**Aim:**
The records that follow are to be transcribed in full, without their images.

**Supplied records:**
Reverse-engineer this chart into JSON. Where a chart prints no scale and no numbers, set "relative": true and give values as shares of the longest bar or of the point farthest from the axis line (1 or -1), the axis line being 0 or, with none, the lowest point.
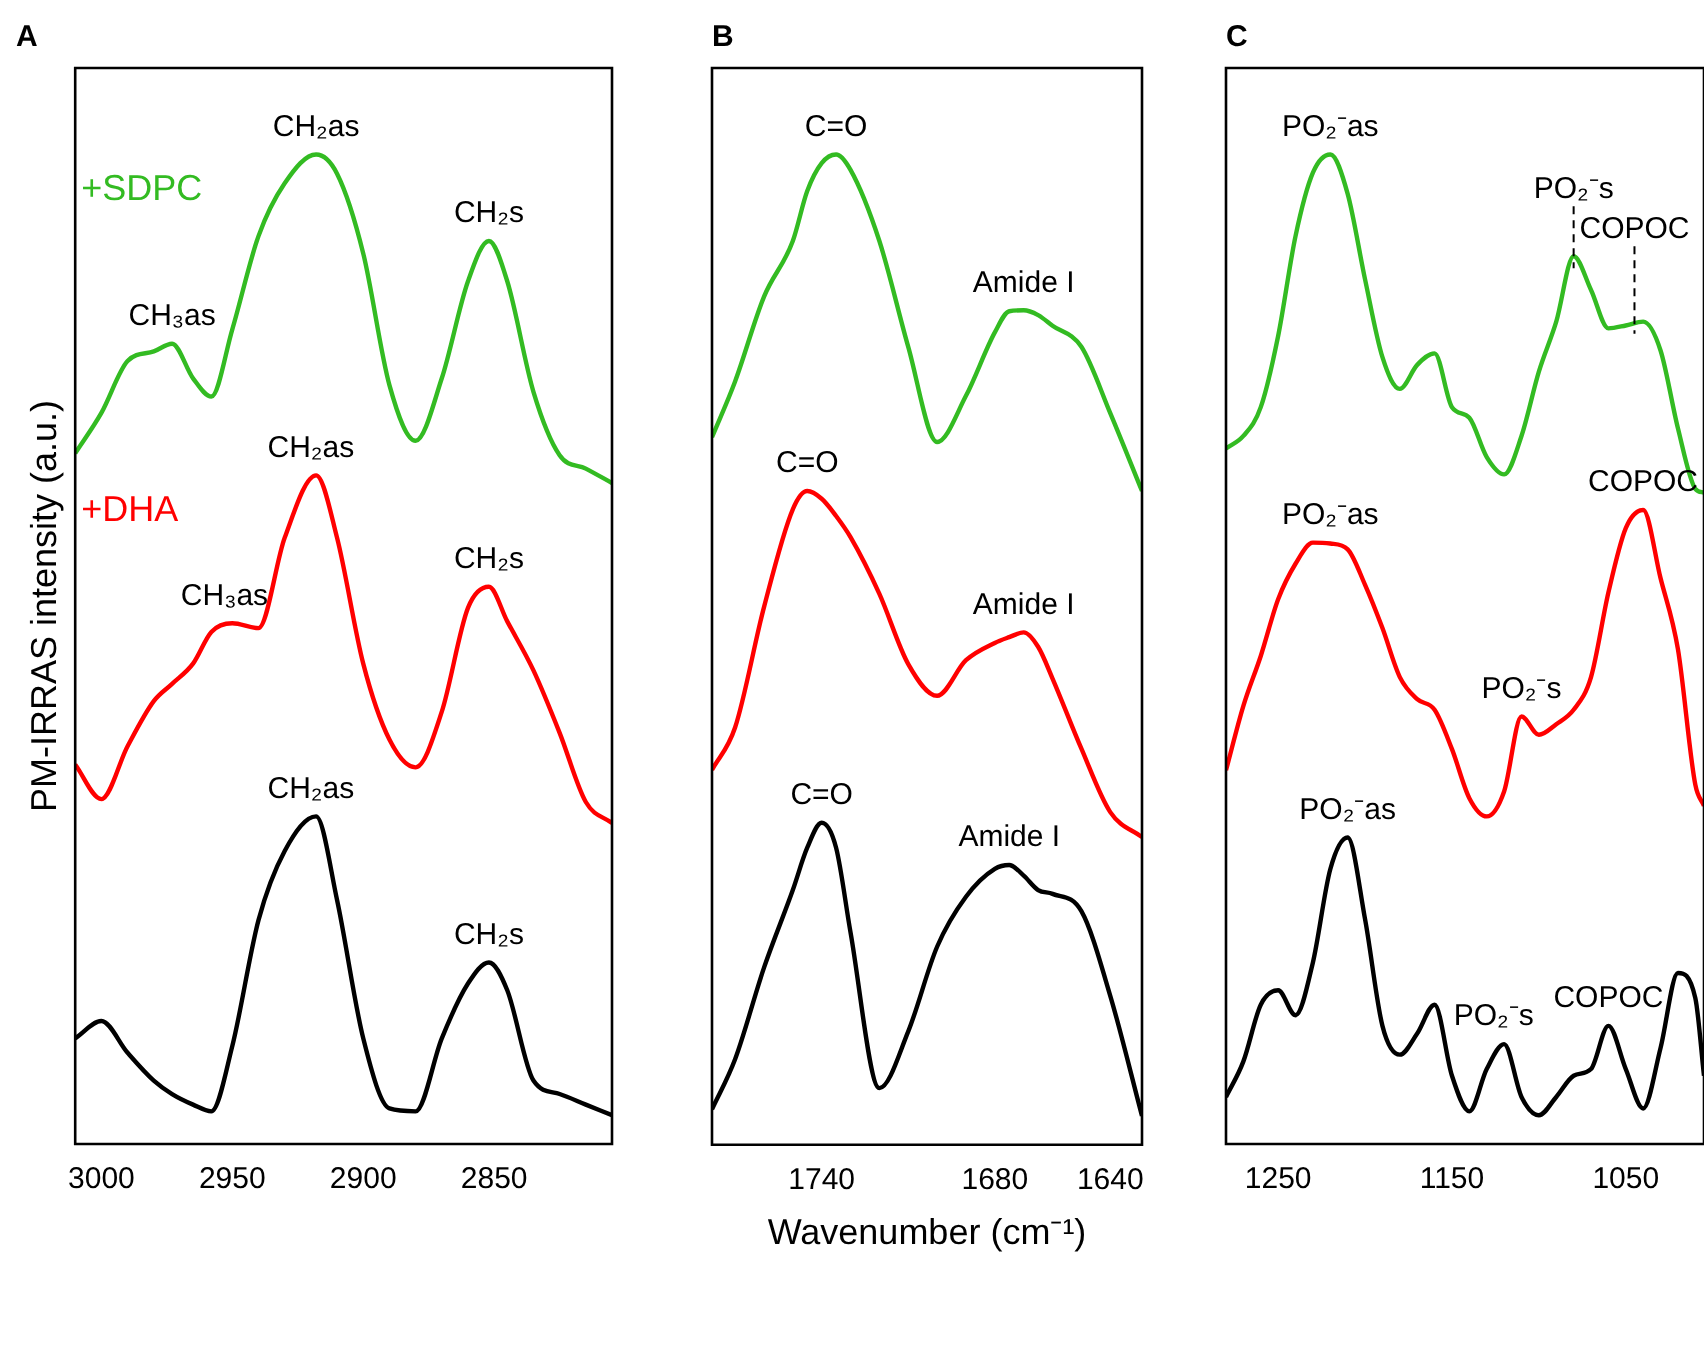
{
  "chart_data": [
    {
      "type": "line",
      "title": "A",
      "ylabel": "PM-IRRAS intensity (a.u.)",
      "relative": true,
      "xlim": [
        3010,
        2805
      ],
      "xticks": [
        3000,
        2950,
        2900,
        2850
      ],
      "x": [
        3010,
        3000,
        2990,
        2980,
        2973,
        2965,
        2958,
        2950,
        2940,
        2930,
        2918,
        2910,
        2900,
        2890,
        2880,
        2870,
        2860,
        2852,
        2845,
        2835,
        2825,
        2815,
        2805
      ],
      "series": [
        {
          "name": "+SDPC",
          "color": "#33bb22",
          "values": [
            0.689,
            0.731,
            0.785,
            0.795,
            0.803,
            0.767,
            0.748,
            0.818,
            0.915,
            0.97,
            1.0,
            0.98,
            0.897,
            0.76,
            0.702,
            0.767,
            0.868,
            0.91,
            0.868,
            0.753,
            0.687,
            0.673,
            0.658
          ]
        },
        {
          "name": "+DHA",
          "color": "#ff0000",
          "values": [
            0.365,
            0.329,
            0.384,
            0.431,
            0.449,
            0.47,
            0.503,
            0.512,
            0.507,
            0.601,
            0.666,
            0.601,
            0.47,
            0.391,
            0.362,
            0.42,
            0.528,
            0.55,
            0.514,
            0.463,
            0.398,
            0.326,
            0.304
          ]
        },
        {
          "color": "#000000",
          "values": [
            0.08,
            0.098,
            0.065,
            0.036,
            0.022,
            0.011,
            0.004,
            0.072,
            0.203,
            0.275,
            0.311,
            0.224,
            0.08,
            0.007,
            0.004,
            0.08,
            0.137,
            0.159,
            0.13,
            0.036,
            0.022,
            0.011,
            0
          ]
        }
      ],
      "annotations": [
        {
          "text": "CH₃as",
          "x": 2973,
          "y": 0.803
        },
        {
          "text": "CH₂as",
          "x": 2918,
          "y": 1.0
        },
        {
          "text": "CH₂s",
          "x": 2852,
          "y": 0.91
        },
        {
          "text": "CH₃as",
          "x": 2953,
          "y": 0.512
        },
        {
          "text": "CH₂as",
          "x": 2920,
          "y": 0.666
        },
        {
          "text": "CH₂s",
          "x": 2852,
          "y": 0.55
        },
        {
          "text": "CH₂as",
          "x": 2920,
          "y": 0.311
        },
        {
          "text": "CH₂s",
          "x": 2852,
          "y": 0.159
        }
      ]
    },
    {
      "type": "line",
      "title": "B",
      "xlabel": "Wavenumber (cm⁻¹)",
      "relative": true,
      "xlim": [
        1778,
        1629
      ],
      "xticks": [
        1740,
        1680,
        1640
      ],
      "x": [
        1778,
        1770,
        1760,
        1750,
        1745,
        1740,
        1735,
        1730,
        1720,
        1710,
        1700,
        1690,
        1680,
        1675,
        1670,
        1665,
        1660,
        1650,
        1640,
        1629
      ],
      "series": [
        {
          "color": "#33bb22",
          "values": [
            0.706,
            0.764,
            0.852,
            0.91,
            0.962,
            0.991,
            1.0,
            0.984,
            0.91,
            0.8,
            0.701,
            0.749,
            0.815,
            0.837,
            0.838,
            0.833,
            0.822,
            0.8,
            0.731,
            0.65
          ]
        },
        {
          "color": "#ff0000",
          "values": [
            0.36,
            0.404,
            0.529,
            0.631,
            0.65,
            0.642,
            0.624,
            0.602,
            0.543,
            0.47,
            0.437,
            0.474,
            0.492,
            0.498,
            0.503,
            0.488,
            0.455,
            0.382,
            0.316,
            0.29
          ]
        },
        {
          "color": "#000000",
          "values": [
            0.007,
            0.059,
            0.154,
            0.235,
            0.279,
            0.305,
            0.279,
            0.191,
            0.029,
            0.088,
            0.176,
            0.228,
            0.257,
            0.261,
            0.25,
            0.235,
            0.231,
            0.213,
            0.125,
            0
          ]
        }
      ],
      "annotations": [
        {
          "text": "C=O",
          "x": 1735,
          "y": 1.0
        },
        {
          "text": "Amide I",
          "x": 1670,
          "y": 0.838
        },
        {
          "text": "C=O",
          "x": 1745,
          "y": 0.65
        },
        {
          "text": "Amide I",
          "x": 1670,
          "y": 0.503
        },
        {
          "text": "C=O",
          "x": 1740,
          "y": 0.305
        },
        {
          "text": "Amide I",
          "x": 1675,
          "y": 0.261
        }
      ]
    },
    {
      "type": "line",
      "title": "C",
      "relative": true,
      "xlim": [
        1280,
        1005
      ],
      "xticks": [
        1250,
        1150,
        1050
      ],
      "x": [
        1280,
        1270,
        1260,
        1250,
        1240,
        1230,
        1220,
        1210,
        1200,
        1190,
        1180,
        1170,
        1160,
        1150,
        1140,
        1130,
        1120,
        1110,
        1100,
        1090,
        1080,
        1070,
        1060,
        1050,
        1040,
        1030,
        1020,
        1010,
        1005
      ],
      "series": [
        {
          "color": "#33bb22",
          "values": [
            0.694,
            0.707,
            0.737,
            0.811,
            0.915,
            0.981,
            1.0,
            0.959,
            0.87,
            0.789,
            0.756,
            0.781,
            0.793,
            0.737,
            0.726,
            0.685,
            0.667,
            0.707,
            0.774,
            0.826,
            0.894,
            0.859,
            0.819,
            0.822,
            0.826,
            0.796,
            0.715,
            0.652,
            0.648
          ]
        },
        {
          "color": "#ff0000",
          "values": [
            0.359,
            0.426,
            0.478,
            0.537,
            0.574,
            0.596,
            0.595,
            0.589,
            0.552,
            0.507,
            0.456,
            0.433,
            0.422,
            0.381,
            0.33,
            0.311,
            0.337,
            0.415,
            0.396,
            0.407,
            0.422,
            0.456,
            0.544,
            0.611,
            0.63,
            0.559,
            0.485,
            0.344,
            0.322
          ]
        },
        {
          "color": "#000000",
          "values": [
            0.019,
            0.056,
            0.115,
            0.13,
            0.104,
            0.159,
            0.256,
            0.289,
            0.204,
            0.093,
            0.063,
            0.085,
            0.115,
            0.041,
            0.004,
            0.048,
            0.074,
            0.019,
            0,
            0.019,
            0.041,
            0.048,
            0.093,
            0.048,
            0.007,
            0.07,
            0.148,
            0.122,
            0.041
          ]
        }
      ],
      "annotations": [
        {
          "text": "PO₂⁻as",
          "x": 1220,
          "y": 1.0
        },
        {
          "text": "COPOC",
          "x": 1045,
          "y": 0.826
        },
        {
          "text": "PO₂⁻s",
          "x": 1080,
          "y": 0.894
        },
        {
          "text": "PO₂⁻as",
          "x": 1220,
          "y": 0.596
        },
        {
          "text": "COPOC",
          "x": 1040,
          "y": 0.63
        },
        {
          "text": "PO₂⁻s",
          "x": 1110,
          "y": 0.415
        },
        {
          "text": "PO₂⁻as",
          "x": 1210,
          "y": 0.289
        },
        {
          "text": "PO₂⁻s",
          "x": 1126,
          "y": 0.074
        },
        {
          "text": "COPOC",
          "x": 1060,
          "y": 0.093
        }
      ]
    }
  ]
}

**Written answer:**
Reverse-engineer this chart into JSON. Where a chart prints no scale and no numbers, set "relative": true and give values as shares of the longest bar or of the point farthest from the axis line (1 or -1), the axis line being 0 or, with none, the lowest point.
{
  "chart_data": [
    {
      "type": "line",
      "title": "A",
      "ylabel": "PM-IRRAS intensity (a.u.)",
      "relative": true,
      "xlim": [
        3010,
        2805
      ],
      "xticks": [
        3000,
        2950,
        2900,
        2850
      ],
      "x": [
        3010,
        3000,
        2990,
        2980,
        2973,
        2965,
        2958,
        2950,
        2940,
        2930,
        2918,
        2910,
        2900,
        2890,
        2880,
        2870,
        2860,
        2852,
        2845,
        2835,
        2825,
        2815,
        2805
      ],
      "series": [
        {
          "name": "+SDPC",
          "color": "#33bb22",
          "values": [
            0.689,
            0.731,
            0.785,
            0.795,
            0.803,
            0.767,
            0.748,
            0.818,
            0.915,
            0.97,
            1.0,
            0.98,
            0.897,
            0.76,
            0.702,
            0.767,
            0.868,
            0.91,
            0.868,
            0.753,
            0.687,
            0.673,
            0.658
          ]
        },
        {
          "name": "+DHA",
          "color": "#ff0000",
          "values": [
            0.365,
            0.329,
            0.384,
            0.431,
            0.449,
            0.47,
            0.503,
            0.512,
            0.507,
            0.601,
            0.666,
            0.601,
            0.47,
            0.391,
            0.362,
            0.42,
            0.528,
            0.55,
            0.514,
            0.463,
            0.398,
            0.326,
            0.304
          ]
        },
        {
          "color": "#000000",
          "values": [
            0.08,
            0.098,
            0.065,
            0.036,
            0.022,
            0.011,
            0.004,
            0.072,
            0.203,
            0.275,
            0.311,
            0.224,
            0.08,
            0.007,
            0.004,
            0.08,
            0.137,
            0.159,
            0.13,
            0.036,
            0.022,
            0.011,
            0
          ]
        }
      ],
      "annotations": [
        {
          "text": "CH₃as",
          "x": 2973,
          "y": 0.803
        },
        {
          "text": "CH₂as",
          "x": 2918,
          "y": 1.0
        },
        {
          "text": "CH₂s",
          "x": 2852,
          "y": 0.91
        },
        {
          "text": "CH₃as",
          "x": 2953,
          "y": 0.512
        },
        {
          "text": "CH₂as",
          "x": 2920,
          "y": 0.666
        },
        {
          "text": "CH₂s",
          "x": 2852,
          "y": 0.55
        },
        {
          "text": "CH₂as",
          "x": 2920,
          "y": 0.311
        },
        {
          "text": "CH₂s",
          "x": 2852,
          "y": 0.159
        }
      ]
    },
    {
      "type": "line",
      "title": "B",
      "xlabel": "Wavenumber (cm⁻¹)",
      "relative": true,
      "xlim": [
        1778,
        1629
      ],
      "xticks": [
        1740,
        1680,
        1640
      ],
      "x": [
        1778,
        1770,
        1760,
        1750,
        1745,
        1740,
        1735,
        1730,
        1720,
        1710,
        1700,
        1690,
        1680,
        1675,
        1670,
        1665,
        1660,
        1650,
        1640,
        1629
      ],
      "series": [
        {
          "color": "#33bb22",
          "values": [
            0.706,
            0.764,
            0.852,
            0.91,
            0.962,
            0.991,
            1.0,
            0.984,
            0.91,
            0.8,
            0.701,
            0.749,
            0.815,
            0.837,
            0.838,
            0.833,
            0.822,
            0.8,
            0.731,
            0.65
          ]
        },
        {
          "color": "#ff0000",
          "values": [
            0.36,
            0.404,
            0.529,
            0.631,
            0.65,
            0.642,
            0.624,
            0.602,
            0.543,
            0.47,
            0.437,
            0.474,
            0.492,
            0.498,
            0.503,
            0.488,
            0.455,
            0.382,
            0.316,
            0.29
          ]
        },
        {
          "color": "#000000",
          "values": [
            0.007,
            0.059,
            0.154,
            0.235,
            0.279,
            0.305,
            0.279,
            0.191,
            0.029,
            0.088,
            0.176,
            0.228,
            0.257,
            0.261,
            0.25,
            0.235,
            0.231,
            0.213,
            0.125,
            0
          ]
        }
      ],
      "annotations": [
        {
          "text": "C=O",
          "x": 1735,
          "y": 1.0
        },
        {
          "text": "Amide I",
          "x": 1670,
          "y": 0.838
        },
        {
          "text": "C=O",
          "x": 1745,
          "y": 0.65
        },
        {
          "text": "Amide I",
          "x": 1670,
          "y": 0.503
        },
        {
          "text": "C=O",
          "x": 1740,
          "y": 0.305
        },
        {
          "text": "Amide I",
          "x": 1675,
          "y": 0.261
        }
      ]
    },
    {
      "type": "line",
      "title": "C",
      "relative": true,
      "xlim": [
        1280,
        1005
      ],
      "xticks": [
        1250,
        1150,
        1050
      ],
      "x": [
        1280,
        1270,
        1260,
        1250,
        1240,
        1230,
        1220,
        1210,
        1200,
        1190,
        1180,
        1170,
        1160,
        1150,
        1140,
        1130,
        1120,
        1110,
        1100,
        1090,
        1080,
        1070,
        1060,
        1050,
        1040,
        1030,
        1020,
        1010,
        1005
      ],
      "series": [
        {
          "color": "#33bb22",
          "values": [
            0.694,
            0.707,
            0.737,
            0.811,
            0.915,
            0.981,
            1.0,
            0.959,
            0.87,
            0.789,
            0.756,
            0.781,
            0.793,
            0.737,
            0.726,
            0.685,
            0.667,
            0.707,
            0.774,
            0.826,
            0.894,
            0.859,
            0.819,
            0.822,
            0.826,
            0.796,
            0.715,
            0.652,
            0.648
          ]
        },
        {
          "color": "#ff0000",
          "values": [
            0.359,
            0.426,
            0.478,
            0.537,
            0.574,
            0.596,
            0.595,
            0.589,
            0.552,
            0.507,
            0.456,
            0.433,
            0.422,
            0.381,
            0.33,
            0.311,
            0.337,
            0.415,
            0.396,
            0.407,
            0.422,
            0.456,
            0.544,
            0.611,
            0.63,
            0.559,
            0.485,
            0.344,
            0.322
          ]
        },
        {
          "color": "#000000",
          "values": [
            0.019,
            0.056,
            0.115,
            0.13,
            0.104,
            0.159,
            0.256,
            0.289,
            0.204,
            0.093,
            0.063,
            0.085,
            0.115,
            0.041,
            0.004,
            0.048,
            0.074,
            0.019,
            0,
            0.019,
            0.041,
            0.048,
            0.093,
            0.048,
            0.007,
            0.07,
            0.148,
            0.122,
            0.041
          ]
        }
      ],
      "annotations": [
        {
          "text": "PO₂⁻as",
          "x": 1220,
          "y": 1.0
        },
        {
          "text": "COPOC",
          "x": 1045,
          "y": 0.826
        },
        {
          "text": "PO₂⁻s",
          "x": 1080,
          "y": 0.894
        },
        {
          "text": "PO₂⁻as",
          "x": 1220,
          "y": 0.596
        },
        {
          "text": "COPOC",
          "x": 1040,
          "y": 0.63
        },
        {
          "text": "PO₂⁻s",
          "x": 1110,
          "y": 0.415
        },
        {
          "text": "PO₂⁻as",
          "x": 1210,
          "y": 0.289
        },
        {
          "text": "PO₂⁻s",
          "x": 1126,
          "y": 0.074
        },
        {
          "text": "COPOC",
          "x": 1060,
          "y": 0.093
        }
      ]
    }
  ]
}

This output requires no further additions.